(Exercise goal):
Reproduce every record below exactly as it appears.

Some records
=======
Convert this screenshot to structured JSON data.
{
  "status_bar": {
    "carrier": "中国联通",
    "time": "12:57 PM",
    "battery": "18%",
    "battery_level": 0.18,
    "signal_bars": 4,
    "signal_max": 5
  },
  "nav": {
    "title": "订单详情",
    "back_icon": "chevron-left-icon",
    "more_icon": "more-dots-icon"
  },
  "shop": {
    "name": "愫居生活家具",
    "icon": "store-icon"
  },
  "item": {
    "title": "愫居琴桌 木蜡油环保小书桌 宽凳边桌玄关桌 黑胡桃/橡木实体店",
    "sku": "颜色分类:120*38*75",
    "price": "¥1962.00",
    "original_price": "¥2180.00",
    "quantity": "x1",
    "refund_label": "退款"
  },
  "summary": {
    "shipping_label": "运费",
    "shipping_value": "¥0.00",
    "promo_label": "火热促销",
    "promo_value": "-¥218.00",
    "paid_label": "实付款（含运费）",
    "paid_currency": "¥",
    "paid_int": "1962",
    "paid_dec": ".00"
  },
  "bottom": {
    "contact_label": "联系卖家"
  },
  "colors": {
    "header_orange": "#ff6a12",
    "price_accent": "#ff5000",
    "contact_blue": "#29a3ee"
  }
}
=======
(Final result):
Convert this screenshot to structured JSON data.
{
  "status_bar": {
    "carrier": "中国联通",
    "time": "12:57 PM",
    "battery": "18%",
    "battery_level": 0.18,
    "signal_bars": 4,
    "signal_max": 5
  },
  "nav": {
    "title": "订单详情",
    "back_icon": "chevron-left-icon",
    "more_icon": "more-dots-icon"
  },
  "shop": {
    "name": "愫居生活家具",
    "icon": "store-icon"
  },
  "item": {
    "title": "愫居琴桌 木蜡油环保小书桌 宽凳边桌玄关桌 黑胡桃/橡木实体店",
    "sku": "颜色分类:120*38*75",
    "price": "¥1962.00",
    "original_price": "¥2180.00",
    "quantity": "x1",
    "refund_label": "退款"
  },
  "summary": {
    "shipping_label": "运费",
    "shipping_value": "¥0.00",
    "promo_label": "火热促销",
    "promo_value": "-¥218.00",
    "paid_label": "实付款（含运费）",
    "paid_currency": "¥",
    "paid_int": "1962",
    "paid_dec": ".00"
  },
  "bottom": {
    "contact_label": "联系卖家"
  },
  "colors": {
    "header_orange": "#ff6a12",
    "price_accent": "#ff5000",
    "contact_blue": "#29a3ee"
  }
}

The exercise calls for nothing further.